## PROMPT
Look through the entries below and count the lines with the word "Measure" in them; give only the number.
......
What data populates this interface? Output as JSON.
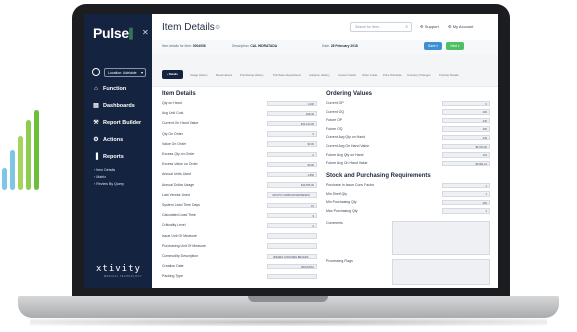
{
  "brand": {
    "app_name": "Pulse",
    "footer_logo": "xtivity",
    "footer_tagline": "MEDICAL TECHNOLOGY",
    "accent_color": "#4cc36b",
    "sidebar_color": "#14233f",
    "primary_button_color": "#3d8fd6",
    "success_button_color": "#4fbf63"
  },
  "sidebar": {
    "location_select": "Location: Adelaide",
    "items": [
      {
        "label": "Function",
        "icon": "home-icon"
      },
      {
        "label": "Dashboards",
        "icon": "dashboard-icon"
      },
      {
        "label": "Report Builder",
        "icon": "wrench-icon"
      },
      {
        "label": "Actions",
        "icon": "gear-icon"
      },
      {
        "label": "Reports",
        "icon": "chart-icon"
      }
    ],
    "sub_items": [
      "Item Details",
      "Matrix",
      "Review By Query"
    ]
  },
  "header": {
    "title": "Item Details",
    "search_placeholder": "Search for Item...",
    "support_label": "Support",
    "account_label": "My Account"
  },
  "info": {
    "item_label": "Item details for Item:",
    "item_value": "0004008",
    "desc_label": "Description:",
    "desc_value": "CAL HIDRATADA",
    "date_label": "Date:",
    "date_value": "28 February 2018",
    "save_label": "Save",
    "next_label": "Next"
  },
  "tabs": [
    "Details",
    "Usage History",
    "Reservations",
    "Purchasing History",
    "Purchase Requisitions",
    "Adoption History",
    "Custom Fields",
    "Other Loads",
    "Price Schedule",
    "Inventory Changes",
    "Transfer Details"
  ],
  "item_details": {
    "title": "Item Details",
    "fields": [
      {
        "label": "Qty on Hand",
        "value": "1,200"
      },
      {
        "label": "Avg Unit Cost",
        "value": "$18.40"
      },
      {
        "label": "Current On Hand Value",
        "value": "$22,140.00"
      },
      {
        "label": "Qty On Order",
        "value": "0"
      },
      {
        "label": "Value On Order",
        "value": "$0.00"
      },
      {
        "label": "Excess Qty on Order",
        "value": "0"
      },
      {
        "label": "Excess Value on Order",
        "value": "$0.00"
      },
      {
        "label": "Annual Units Used",
        "value": "1,860"
      },
      {
        "label": "Annual Dollar Usage",
        "value": "$30,655.30"
      },
      {
        "label": "Last Vendor Used",
        "value": "GRUPO CAMBIUM REPRESEN"
      },
      {
        "label": "System Lead Time Days",
        "value": "10"
      },
      {
        "label": "Calculated Lead Time",
        "value": "9"
      },
      {
        "label": "Criticality Level",
        "value": "0"
      },
      {
        "label": "Issue Unit Of Measure",
        "value": ""
      },
      {
        "label": "Purchasing Unit Of Measure",
        "value": ""
      },
      {
        "label": "Commodity Description",
        "value": "BIENES COMUNES BECERS"
      },
      {
        "label": "Creation Date",
        "value": "08/23/2010"
      },
      {
        "label": "Packing Type",
        "value": ""
      }
    ]
  },
  "ordering_values": {
    "title": "Ordering Values",
    "fields": [
      {
        "label": "Current OP",
        "value": "0"
      },
      {
        "label": "Current OQ",
        "value": "400"
      },
      {
        "label": "Future OP",
        "value": "440"
      },
      {
        "label": "Future OQ",
        "value": "400"
      },
      {
        "label": "Current Avg Qty on Hand",
        "value": "343"
      },
      {
        "label": "Current Avg On Hand Value",
        "value": "$5,784.00"
      },
      {
        "label": "Future Avg Qty on Hand",
        "value": "424"
      },
      {
        "label": "Future Avg On Hand Value",
        "value": "$9,081.12"
      }
    ]
  },
  "stock_purchasing": {
    "title": "Stock and Purchasing Requirements",
    "fields": [
      {
        "label": "Purchase In Issue Conv Factor",
        "value": "1"
      },
      {
        "label": "Min Shelf Qty",
        "value": "1"
      },
      {
        "label": "Min Purchasing Qty",
        "value": "400"
      },
      {
        "label": "Max Purchasing Qty",
        "value": "4"
      }
    ],
    "comments_label": "Comments",
    "processing_flags_label": "Processing Flags"
  }
}
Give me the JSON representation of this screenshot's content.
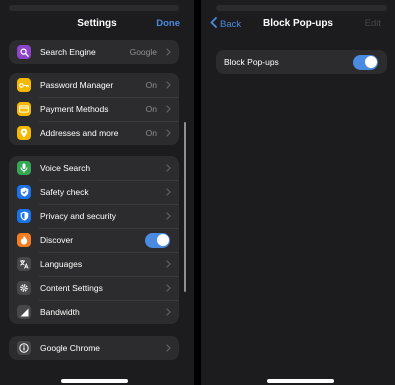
......
## SOLVED PROBLEM
2